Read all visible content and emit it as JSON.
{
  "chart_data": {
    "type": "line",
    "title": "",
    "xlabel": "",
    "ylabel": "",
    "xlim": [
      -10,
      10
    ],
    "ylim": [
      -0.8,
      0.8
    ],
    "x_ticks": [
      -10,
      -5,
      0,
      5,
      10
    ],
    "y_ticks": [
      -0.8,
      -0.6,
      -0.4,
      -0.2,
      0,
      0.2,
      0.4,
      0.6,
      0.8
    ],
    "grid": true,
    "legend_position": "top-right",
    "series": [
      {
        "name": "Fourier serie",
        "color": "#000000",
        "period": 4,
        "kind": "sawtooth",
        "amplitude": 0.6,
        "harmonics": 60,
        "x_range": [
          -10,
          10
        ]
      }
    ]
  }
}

.....

Problem description
Print the material verbatim, all of it.

Reply
Read all visible content and emit it as JSON.
{
  "chart_data": {
    "type": "line",
    "title": "",
    "xlabel": "",
    "ylabel": "",
    "xlim": [
      -10,
      10
    ],
    "ylim": [
      -0.8,
      0.8
    ],
    "x_ticks": [
      -10,
      -5,
      0,
      5,
      10
    ],
    "y_ticks": [
      -0.8,
      -0.6,
      -0.4,
      -0.2,
      0,
      0.2,
      0.4,
      0.6,
      0.8
    ],
    "grid": true,
    "legend_position": "top-right",
    "series": [
      {
        "name": "Fourier serie",
        "color": "#000000",
        "period": 4,
        "kind": "sawtooth",
        "amplitude": 0.6,
        "harmonics": 60,
        "x_range": [
          -10,
          10
        ]
      }
    ]
  }
}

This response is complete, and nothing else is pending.